Instruction: Work out how many lines in the entries contain the string "Letterafstand", and give nothing but that number.

□ □ □ □ □

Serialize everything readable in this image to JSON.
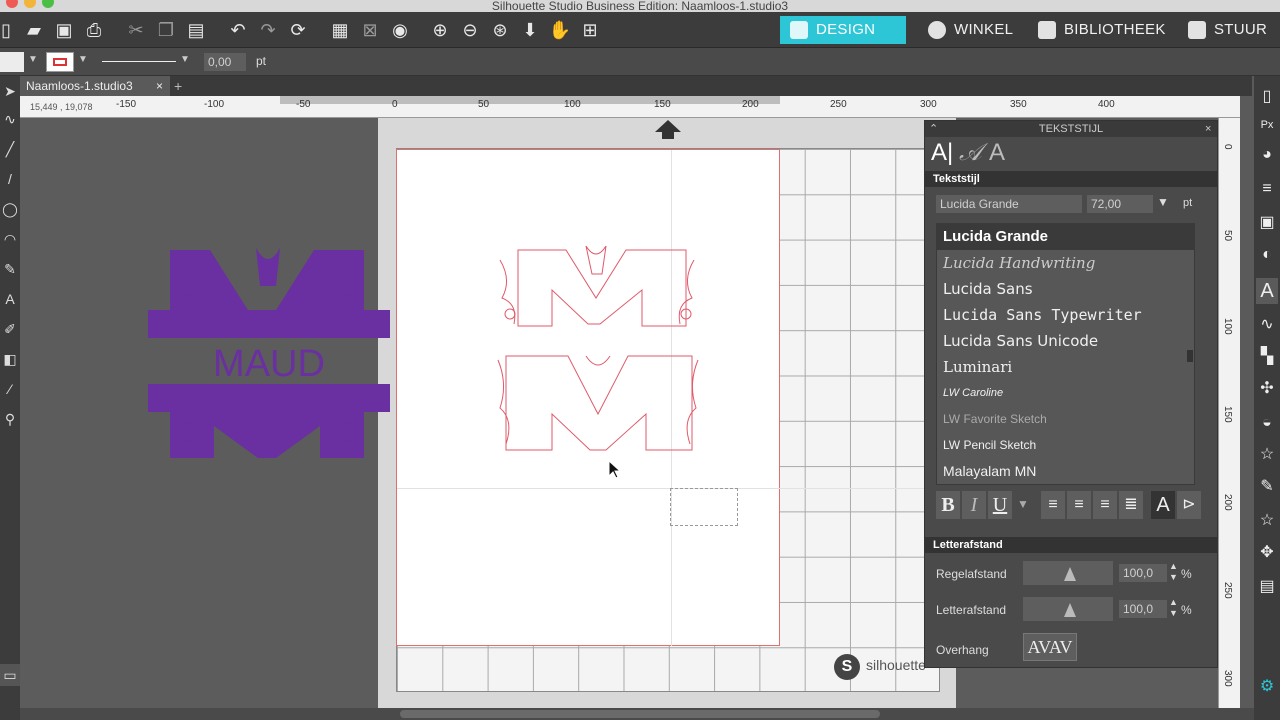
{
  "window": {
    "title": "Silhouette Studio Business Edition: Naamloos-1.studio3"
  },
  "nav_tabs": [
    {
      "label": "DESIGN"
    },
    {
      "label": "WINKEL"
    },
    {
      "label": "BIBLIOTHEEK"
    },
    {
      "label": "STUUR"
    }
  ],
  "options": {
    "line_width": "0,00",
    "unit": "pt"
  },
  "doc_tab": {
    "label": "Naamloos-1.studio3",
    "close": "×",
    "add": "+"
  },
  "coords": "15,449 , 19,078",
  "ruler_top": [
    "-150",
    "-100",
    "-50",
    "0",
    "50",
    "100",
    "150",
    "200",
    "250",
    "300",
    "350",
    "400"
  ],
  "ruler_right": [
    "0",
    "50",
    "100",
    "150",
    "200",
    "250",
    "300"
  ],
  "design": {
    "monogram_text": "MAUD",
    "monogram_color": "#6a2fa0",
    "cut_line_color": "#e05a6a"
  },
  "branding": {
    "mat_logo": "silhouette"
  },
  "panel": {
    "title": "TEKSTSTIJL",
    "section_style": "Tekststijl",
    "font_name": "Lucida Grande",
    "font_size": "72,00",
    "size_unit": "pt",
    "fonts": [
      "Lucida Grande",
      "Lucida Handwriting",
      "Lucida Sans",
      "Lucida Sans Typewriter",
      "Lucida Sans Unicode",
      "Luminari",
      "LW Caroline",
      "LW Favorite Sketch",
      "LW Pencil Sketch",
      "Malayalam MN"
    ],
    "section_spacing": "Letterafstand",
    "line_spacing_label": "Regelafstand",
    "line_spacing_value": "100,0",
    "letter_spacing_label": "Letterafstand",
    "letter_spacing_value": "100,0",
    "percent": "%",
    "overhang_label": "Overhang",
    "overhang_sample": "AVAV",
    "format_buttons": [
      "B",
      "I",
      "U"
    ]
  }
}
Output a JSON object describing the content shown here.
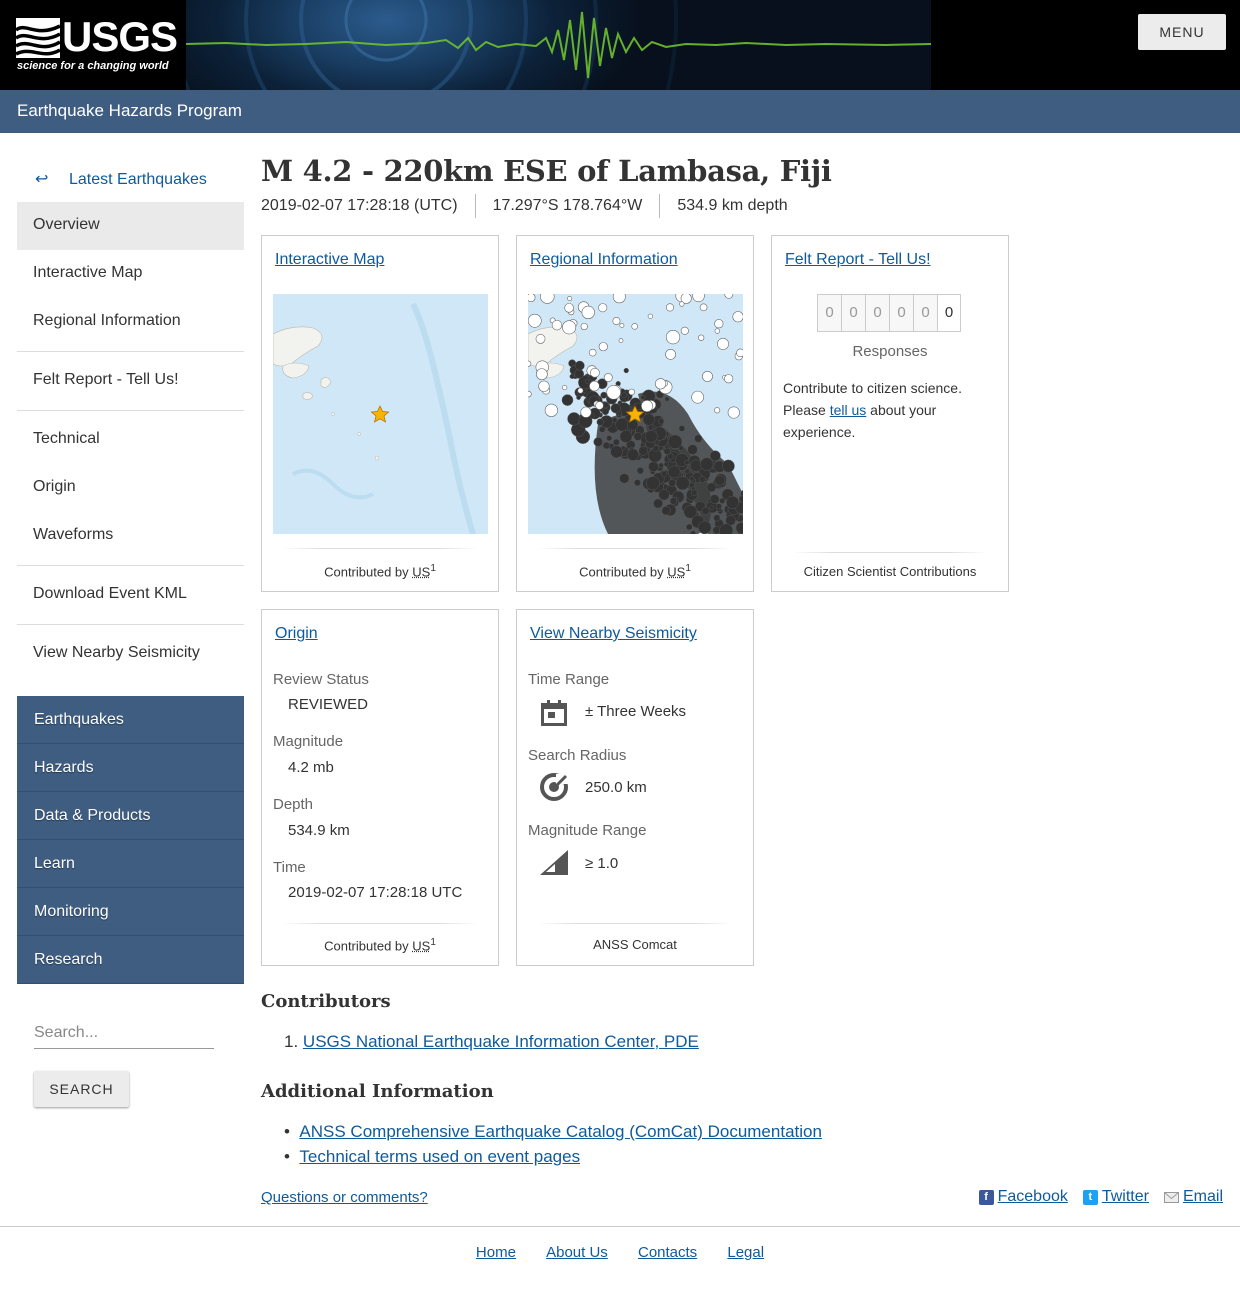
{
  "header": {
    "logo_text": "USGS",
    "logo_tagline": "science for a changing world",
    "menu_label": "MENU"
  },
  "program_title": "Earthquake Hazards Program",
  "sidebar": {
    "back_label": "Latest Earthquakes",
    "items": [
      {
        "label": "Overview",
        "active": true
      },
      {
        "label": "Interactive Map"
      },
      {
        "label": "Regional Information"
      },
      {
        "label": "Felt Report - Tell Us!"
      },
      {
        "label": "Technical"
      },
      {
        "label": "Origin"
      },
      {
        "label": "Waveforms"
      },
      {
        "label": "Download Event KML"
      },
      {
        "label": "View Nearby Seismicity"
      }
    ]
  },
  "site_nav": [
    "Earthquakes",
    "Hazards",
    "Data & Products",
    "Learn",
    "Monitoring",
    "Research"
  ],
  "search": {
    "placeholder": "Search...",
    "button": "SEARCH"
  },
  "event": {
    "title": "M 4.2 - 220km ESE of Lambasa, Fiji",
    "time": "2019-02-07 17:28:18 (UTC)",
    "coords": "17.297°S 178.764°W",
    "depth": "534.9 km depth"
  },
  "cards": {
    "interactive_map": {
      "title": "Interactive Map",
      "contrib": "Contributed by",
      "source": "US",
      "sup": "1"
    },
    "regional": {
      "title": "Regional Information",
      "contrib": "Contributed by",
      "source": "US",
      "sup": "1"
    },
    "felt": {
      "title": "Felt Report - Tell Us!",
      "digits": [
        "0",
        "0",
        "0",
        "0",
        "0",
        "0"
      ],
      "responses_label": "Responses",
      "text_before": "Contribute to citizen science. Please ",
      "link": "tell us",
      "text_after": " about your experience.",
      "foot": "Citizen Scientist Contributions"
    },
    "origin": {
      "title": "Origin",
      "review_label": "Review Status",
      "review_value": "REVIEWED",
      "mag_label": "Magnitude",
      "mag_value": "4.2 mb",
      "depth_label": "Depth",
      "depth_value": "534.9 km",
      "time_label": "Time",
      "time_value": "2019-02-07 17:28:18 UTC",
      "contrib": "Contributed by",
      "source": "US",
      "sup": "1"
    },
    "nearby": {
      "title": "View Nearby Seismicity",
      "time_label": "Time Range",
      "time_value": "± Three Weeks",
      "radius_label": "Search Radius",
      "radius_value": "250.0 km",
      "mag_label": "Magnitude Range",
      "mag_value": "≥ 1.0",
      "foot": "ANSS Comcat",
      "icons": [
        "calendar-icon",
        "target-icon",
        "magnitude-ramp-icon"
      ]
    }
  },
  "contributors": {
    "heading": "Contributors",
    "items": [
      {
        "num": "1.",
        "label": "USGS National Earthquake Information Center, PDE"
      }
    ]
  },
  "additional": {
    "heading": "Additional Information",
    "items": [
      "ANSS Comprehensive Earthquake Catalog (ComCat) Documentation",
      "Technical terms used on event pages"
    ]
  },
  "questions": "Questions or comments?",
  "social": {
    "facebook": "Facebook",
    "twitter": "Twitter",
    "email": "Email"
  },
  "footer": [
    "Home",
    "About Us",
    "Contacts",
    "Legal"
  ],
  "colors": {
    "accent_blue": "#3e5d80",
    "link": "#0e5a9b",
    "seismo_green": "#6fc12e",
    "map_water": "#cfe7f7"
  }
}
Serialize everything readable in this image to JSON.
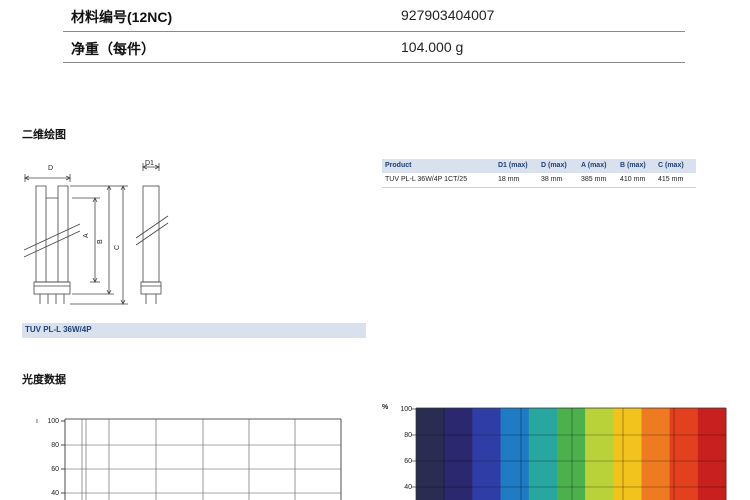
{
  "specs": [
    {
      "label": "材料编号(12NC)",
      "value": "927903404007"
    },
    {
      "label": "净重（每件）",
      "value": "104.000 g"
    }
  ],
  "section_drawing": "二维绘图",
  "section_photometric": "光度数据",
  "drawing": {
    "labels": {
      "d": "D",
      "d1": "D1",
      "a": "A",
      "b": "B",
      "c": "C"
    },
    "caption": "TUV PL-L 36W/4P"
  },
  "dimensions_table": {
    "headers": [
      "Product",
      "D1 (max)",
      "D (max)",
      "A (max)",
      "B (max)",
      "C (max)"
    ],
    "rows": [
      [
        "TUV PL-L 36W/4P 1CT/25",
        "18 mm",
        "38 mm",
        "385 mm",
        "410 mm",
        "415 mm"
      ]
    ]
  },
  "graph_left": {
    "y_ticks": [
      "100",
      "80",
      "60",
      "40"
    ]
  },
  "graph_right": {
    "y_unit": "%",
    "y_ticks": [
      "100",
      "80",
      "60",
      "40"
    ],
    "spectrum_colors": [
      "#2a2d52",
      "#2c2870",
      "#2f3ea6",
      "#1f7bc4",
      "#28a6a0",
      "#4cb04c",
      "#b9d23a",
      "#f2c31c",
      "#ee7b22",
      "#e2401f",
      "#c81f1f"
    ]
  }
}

□ □ □ □ □

Solution to this exercise: 2